Please write out the complete listing that follows, exactly as it reads.

:: Data entries ::

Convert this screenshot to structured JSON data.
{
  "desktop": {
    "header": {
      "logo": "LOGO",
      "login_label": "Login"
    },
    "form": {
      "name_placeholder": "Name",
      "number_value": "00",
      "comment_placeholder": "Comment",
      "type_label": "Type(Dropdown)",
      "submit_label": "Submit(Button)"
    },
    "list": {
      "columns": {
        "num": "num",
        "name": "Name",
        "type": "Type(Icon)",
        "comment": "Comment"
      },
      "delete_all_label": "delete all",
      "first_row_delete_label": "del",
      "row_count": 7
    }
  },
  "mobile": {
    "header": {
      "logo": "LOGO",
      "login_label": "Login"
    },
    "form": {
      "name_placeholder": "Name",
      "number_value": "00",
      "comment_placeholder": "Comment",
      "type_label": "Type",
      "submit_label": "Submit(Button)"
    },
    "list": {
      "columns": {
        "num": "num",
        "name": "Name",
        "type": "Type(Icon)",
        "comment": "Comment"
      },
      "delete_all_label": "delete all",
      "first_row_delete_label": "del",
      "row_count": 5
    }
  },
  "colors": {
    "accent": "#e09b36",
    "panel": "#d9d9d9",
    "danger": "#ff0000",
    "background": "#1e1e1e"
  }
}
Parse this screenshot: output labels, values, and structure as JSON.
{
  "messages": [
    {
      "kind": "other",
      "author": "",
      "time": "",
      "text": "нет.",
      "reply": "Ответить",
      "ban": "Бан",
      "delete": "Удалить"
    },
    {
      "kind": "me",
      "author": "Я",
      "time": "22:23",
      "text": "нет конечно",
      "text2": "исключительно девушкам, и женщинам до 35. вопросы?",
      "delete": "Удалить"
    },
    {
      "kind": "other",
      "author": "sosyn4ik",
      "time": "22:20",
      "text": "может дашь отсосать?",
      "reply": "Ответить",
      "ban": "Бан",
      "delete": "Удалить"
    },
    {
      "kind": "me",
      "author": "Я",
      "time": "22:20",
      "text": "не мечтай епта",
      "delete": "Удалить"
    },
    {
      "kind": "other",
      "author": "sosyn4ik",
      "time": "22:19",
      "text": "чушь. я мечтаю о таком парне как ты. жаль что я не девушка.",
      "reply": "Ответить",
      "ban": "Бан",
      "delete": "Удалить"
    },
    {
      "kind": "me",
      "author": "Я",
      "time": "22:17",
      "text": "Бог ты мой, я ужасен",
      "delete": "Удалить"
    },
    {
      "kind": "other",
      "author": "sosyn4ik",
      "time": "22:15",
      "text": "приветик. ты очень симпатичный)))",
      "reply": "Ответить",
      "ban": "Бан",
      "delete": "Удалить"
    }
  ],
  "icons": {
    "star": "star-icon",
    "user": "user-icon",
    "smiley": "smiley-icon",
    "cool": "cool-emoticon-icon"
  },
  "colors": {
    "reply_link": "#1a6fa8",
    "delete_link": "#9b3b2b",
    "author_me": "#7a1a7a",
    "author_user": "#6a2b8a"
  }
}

:::

▶ **Correct output**
Convert this screenshot to structured JSON data.
{
  "desktop": {
    "header": {
      "logo": "LOGO",
      "login_label": "Login"
    },
    "form": {
      "name_placeholder": "Name",
      "number_value": "00",
      "comment_placeholder": "Comment",
      "type_label": "Type(Dropdown)",
      "submit_label": "Submit(Button)"
    },
    "list": {
      "columns": {
        "num": "num",
        "name": "Name",
        "type": "Type(Icon)",
        "comment": "Comment"
      },
      "delete_all_label": "delete all",
      "first_row_delete_label": "del",
      "row_count": 7
    }
  },
  "mobile": {
    "header": {
      "logo": "LOGO",
      "login_label": "Login"
    },
    "form": {
      "name_placeholder": "Name",
      "number_value": "00",
      "comment_placeholder": "Comment",
      "type_label": "Type",
      "submit_label": "Submit(Button)"
    },
    "list": {
      "columns": {
        "num": "num",
        "name": "Name",
        "type": "Type(Icon)",
        "comment": "Comment"
      },
      "delete_all_label": "delete all",
      "first_row_delete_label": "del",
      "row_count": 5
    }
  },
  "colors": {
    "accent": "#e09b36",
    "panel": "#d9d9d9",
    "danger": "#ff0000",
    "background": "#1e1e1e"
  }
}
Parse this screenshot: output labels, values, and structure as JSON.
{
  "messages": [
    {
      "kind": "other",
      "author": "",
      "time": "",
      "text": "нет.",
      "reply": "Ответить",
      "ban": "Бан",
      "delete": "Удалить"
    },
    {
      "kind": "me",
      "author": "Я",
      "time": "22:23",
      "text": "нет конечно",
      "text2": "исключительно девушкам, и женщинам до 35. вопросы?",
      "delete": "Удалить"
    },
    {
      "kind": "other",
      "author": "sosyn4ik",
      "time": "22:20",
      "text": "может дашь отсосать?",
      "reply": "Ответить",
      "ban": "Бан",
      "delete": "Удалить"
    },
    {
      "kind": "me",
      "author": "Я",
      "time": "22:20",
      "text": "не мечтай епта",
      "delete": "Удалить"
    },
    {
      "kind": "other",
      "author": "sosyn4ik",
      "time": "22:19",
      "text": "чушь. я мечтаю о таком парне как ты. жаль что я не девушка.",
      "reply": "Ответить",
      "ban": "Бан",
      "delete": "Удалить"
    },
    {
      "kind": "me",
      "author": "Я",
      "time": "22:17",
      "text": "Бог ты мой, я ужасен",
      "delete": "Удалить"
    },
    {
      "kind": "other",
      "author": "sosyn4ik",
      "time": "22:15",
      "text": "приветик. ты очень симпатичный)))",
      "reply": "Ответить",
      "ban": "Бан",
      "delete": "Удалить"
    }
  ],
  "icons": {
    "star": "star-icon",
    "user": "user-icon",
    "smiley": "smiley-icon",
    "cool": "cool-emoticon-icon"
  },
  "colors": {
    "reply_link": "#1a6fa8",
    "delete_link": "#9b3b2b",
    "author_me": "#7a1a7a",
    "author_user": "#6a2b8a"
  }
}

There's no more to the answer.